* Exercise
Output the material below in its entirety, exactly as given.

* Data extract
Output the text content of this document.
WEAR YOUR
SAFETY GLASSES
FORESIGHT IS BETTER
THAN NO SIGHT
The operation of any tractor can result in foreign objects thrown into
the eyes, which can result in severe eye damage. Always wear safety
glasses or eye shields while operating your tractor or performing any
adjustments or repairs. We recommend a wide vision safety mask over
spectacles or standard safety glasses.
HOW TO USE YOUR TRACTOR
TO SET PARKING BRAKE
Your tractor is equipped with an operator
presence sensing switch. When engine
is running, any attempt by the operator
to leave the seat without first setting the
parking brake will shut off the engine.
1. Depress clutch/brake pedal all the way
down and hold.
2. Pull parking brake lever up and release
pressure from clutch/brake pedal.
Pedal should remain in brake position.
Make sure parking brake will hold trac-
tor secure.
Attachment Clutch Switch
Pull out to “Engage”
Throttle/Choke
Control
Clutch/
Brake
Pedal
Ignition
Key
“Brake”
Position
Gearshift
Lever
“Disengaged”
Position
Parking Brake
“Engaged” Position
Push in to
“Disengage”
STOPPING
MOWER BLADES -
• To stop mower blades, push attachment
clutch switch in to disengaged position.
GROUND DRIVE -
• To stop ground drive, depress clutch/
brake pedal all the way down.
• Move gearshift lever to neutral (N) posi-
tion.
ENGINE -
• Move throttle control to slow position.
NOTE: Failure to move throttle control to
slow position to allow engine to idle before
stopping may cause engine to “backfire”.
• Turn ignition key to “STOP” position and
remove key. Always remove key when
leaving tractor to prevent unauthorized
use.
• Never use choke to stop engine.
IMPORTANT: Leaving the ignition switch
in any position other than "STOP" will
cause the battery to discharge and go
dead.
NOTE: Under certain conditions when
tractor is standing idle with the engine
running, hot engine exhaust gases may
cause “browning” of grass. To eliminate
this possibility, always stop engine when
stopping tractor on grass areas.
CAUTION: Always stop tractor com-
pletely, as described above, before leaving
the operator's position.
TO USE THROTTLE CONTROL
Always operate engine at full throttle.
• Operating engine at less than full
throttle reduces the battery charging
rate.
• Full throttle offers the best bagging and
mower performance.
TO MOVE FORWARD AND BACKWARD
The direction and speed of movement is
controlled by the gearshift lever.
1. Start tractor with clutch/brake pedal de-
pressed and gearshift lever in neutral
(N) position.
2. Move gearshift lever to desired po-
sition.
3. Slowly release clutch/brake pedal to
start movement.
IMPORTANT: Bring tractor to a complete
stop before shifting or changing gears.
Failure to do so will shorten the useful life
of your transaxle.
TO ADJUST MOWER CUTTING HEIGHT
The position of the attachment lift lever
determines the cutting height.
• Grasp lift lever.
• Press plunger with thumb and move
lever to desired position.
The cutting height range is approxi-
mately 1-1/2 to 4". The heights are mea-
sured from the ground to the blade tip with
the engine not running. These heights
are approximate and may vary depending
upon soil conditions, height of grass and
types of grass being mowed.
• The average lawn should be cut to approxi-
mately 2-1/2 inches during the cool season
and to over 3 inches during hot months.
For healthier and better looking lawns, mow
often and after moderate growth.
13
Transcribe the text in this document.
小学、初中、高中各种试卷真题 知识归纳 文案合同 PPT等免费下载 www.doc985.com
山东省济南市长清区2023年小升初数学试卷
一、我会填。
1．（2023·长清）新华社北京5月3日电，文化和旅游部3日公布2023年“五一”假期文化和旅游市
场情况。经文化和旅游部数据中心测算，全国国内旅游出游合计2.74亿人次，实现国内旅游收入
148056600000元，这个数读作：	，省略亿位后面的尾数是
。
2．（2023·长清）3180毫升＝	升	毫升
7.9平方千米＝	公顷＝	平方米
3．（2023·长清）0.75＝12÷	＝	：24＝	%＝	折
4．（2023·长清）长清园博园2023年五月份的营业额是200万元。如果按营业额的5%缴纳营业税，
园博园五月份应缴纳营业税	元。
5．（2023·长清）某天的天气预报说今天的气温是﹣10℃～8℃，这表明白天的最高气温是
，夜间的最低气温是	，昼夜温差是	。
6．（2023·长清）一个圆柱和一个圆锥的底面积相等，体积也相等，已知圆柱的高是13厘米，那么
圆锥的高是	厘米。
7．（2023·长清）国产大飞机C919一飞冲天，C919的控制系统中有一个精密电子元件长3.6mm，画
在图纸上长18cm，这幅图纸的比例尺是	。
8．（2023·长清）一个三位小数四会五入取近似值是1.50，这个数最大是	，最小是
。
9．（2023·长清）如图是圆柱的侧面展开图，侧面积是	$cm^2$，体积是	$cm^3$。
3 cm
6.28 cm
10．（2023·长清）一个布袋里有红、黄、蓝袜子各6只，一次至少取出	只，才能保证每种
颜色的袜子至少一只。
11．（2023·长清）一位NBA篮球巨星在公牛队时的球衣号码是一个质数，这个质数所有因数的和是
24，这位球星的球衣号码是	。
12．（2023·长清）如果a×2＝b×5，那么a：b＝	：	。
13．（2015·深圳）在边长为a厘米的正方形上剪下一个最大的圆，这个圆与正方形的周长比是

* Full answer
Output the text content of this document.
WEAR YOUR
SAFETY GLASSES
FORESIGHT IS BETTER
THAN NO SIGHT
The operation of any tractor can result in foreign objects thrown into
the eyes, which can result in severe eye damage. Always wear safety
glasses or eye shields while operating your tractor or performing any
adjustments or repairs. We recommend a wide vision safety mask over
spectacles or standard safety glasses.
HOW TO USE YOUR TRACTOR
TO SET PARKING BRAKE
Your tractor is equipped with an operator
presence sensing switch. When engine
is running, any attempt by the operator
to leave the seat without first setting the
parking brake will shut off the engine.
1. Depress clutch/brake pedal all the way
down and hold.
2. Pull parking brake lever up and release
pressure from clutch/brake pedal.
Pedal should remain in brake position.
Make sure parking brake will hold trac-
tor secure.
Attachment Clutch Switch
Pull out to “Engage”
Throttle/Choke
Control
Clutch/
Brake
Pedal
Ignition
Key
“Brake”
Position
Gearshift
Lever
“Disengaged”
Position
Parking Brake
“Engaged” Position
Push in to
“Disengage”
STOPPING
MOWER BLADES -
• To stop mower blades, push attachment
clutch switch in to disengaged position.
GROUND DRIVE -
• To stop ground drive, depress clutch/
brake pedal all the way down.
• Move gearshift lever to neutral (N) posi-
tion.
ENGINE -
• Move throttle control to slow position.
NOTE: Failure to move throttle control to
slow position to allow engine to idle before
stopping may cause engine to “backfire”.
• Turn ignition key to “STOP” position and
remove key. Always remove key when
leaving tractor to prevent unauthorized
use.
• Never use choke to stop engine.
IMPORTANT: Leaving the ignition switch
in any position other than "STOP" will
cause the battery to discharge and go
dead.
NOTE: Under certain conditions when
tractor is standing idle with the engine
running, hot engine exhaust gases may
cause “browning” of grass. To eliminate
this possibility, always stop engine when
stopping tractor on grass areas.
CAUTION: Always stop tractor com-
pletely, as described above, before leaving
the operator's position.
TO USE THROTTLE CONTROL
Always operate engine at full throttle.
• Operating engine at less than full
throttle reduces the battery charging
rate.
• Full throttle offers the best bagging and
mower performance.
TO MOVE FORWARD AND BACKWARD
The direction and speed of movement is
controlled by the gearshift lever.
1. Start tractor with clutch/brake pedal de-
pressed and gearshift lever in neutral
(N) position.
2. Move gearshift lever to desired po-
sition.
3. Slowly release clutch/brake pedal to
start movement.
IMPORTANT: Bring tractor to a complete
stop before shifting or changing gears.
Failure to do so will shorten the useful life
of your transaxle.
TO ADJUST MOWER CUTTING HEIGHT
The position of the attachment lift lever
determines the cutting height.
• Grasp lift lever.
• Press plunger with thumb and move
lever to desired position.
The cutting height range is approxi-
mately 1-1/2 to 4". The heights are mea-
sured from the ground to the blade tip with
the engine not running. These heights
are approximate and may vary depending
upon soil conditions, height of grass and
types of grass being mowed.
• The average lawn should be cut to approxi-
mately 2-1/2 inches during the cool season
and to over 3 inches during hot months.
For healthier and better looking lawns, mow
often and after moderate growth.
13
Transcribe the text in this document.
小学、初中、高中各种试卷真题 知识归纳 文案合同 PPT等免费下载 www.doc985.com
山东省济南市长清区2023年小升初数学试卷
一、我会填。
1．（2023·长清）新华社北京5月3日电，文化和旅游部3日公布2023年“五一”假期文化和旅游市
场情况。经文化和旅游部数据中心测算，全国国内旅游出游合计2.74亿人次，实现国内旅游收入
148056600000元，这个数读作：	，省略亿位后面的尾数是
。
2．（2023·长清）3180毫升＝	升	毫升
7.9平方千米＝	公顷＝	平方米
3．（2023·长清）0.75＝12÷	＝	：24＝	%＝	折
4．（2023·长清）长清园博园2023年五月份的营业额是200万元。如果按营业额的5%缴纳营业税，
园博园五月份应缴纳营业税	元。
5．（2023·长清）某天的天气预报说今天的气温是﹣10℃～8℃，这表明白天的最高气温是
，夜间的最低气温是	，昼夜温差是	。
6．（2023·长清）一个圆柱和一个圆锥的底面积相等，体积也相等，已知圆柱的高是13厘米，那么
圆锥的高是	厘米。
7．（2023·长清）国产大飞机C919一飞冲天，C919的控制系统中有一个精密电子元件长3.6mm，画
在图纸上长18cm，这幅图纸的比例尺是	。
8．（2023·长清）一个三位小数四会五入取近似值是1.50，这个数最大是	，最小是
。
9．（2023·长清）如图是圆柱的侧面展开图，侧面积是	$cm^2$，体积是	$cm^3$。
3 cm
6.28 cm
10．（2023·长清）一个布袋里有红、黄、蓝袜子各6只，一次至少取出	只，才能保证每种
颜色的袜子至少一只。
11．（2023·长清）一位NBA篮球巨星在公牛队时的球衣号码是一个质数，这个质数所有因数的和是
24，这位球星的球衣号码是	。
12．（2023·长清）如果a×2＝b×5，那么a：b＝	：	。
13．（2015·深圳）在边长为a厘米的正方形上剪下一个最大的圆，这个圆与正方形的周长比是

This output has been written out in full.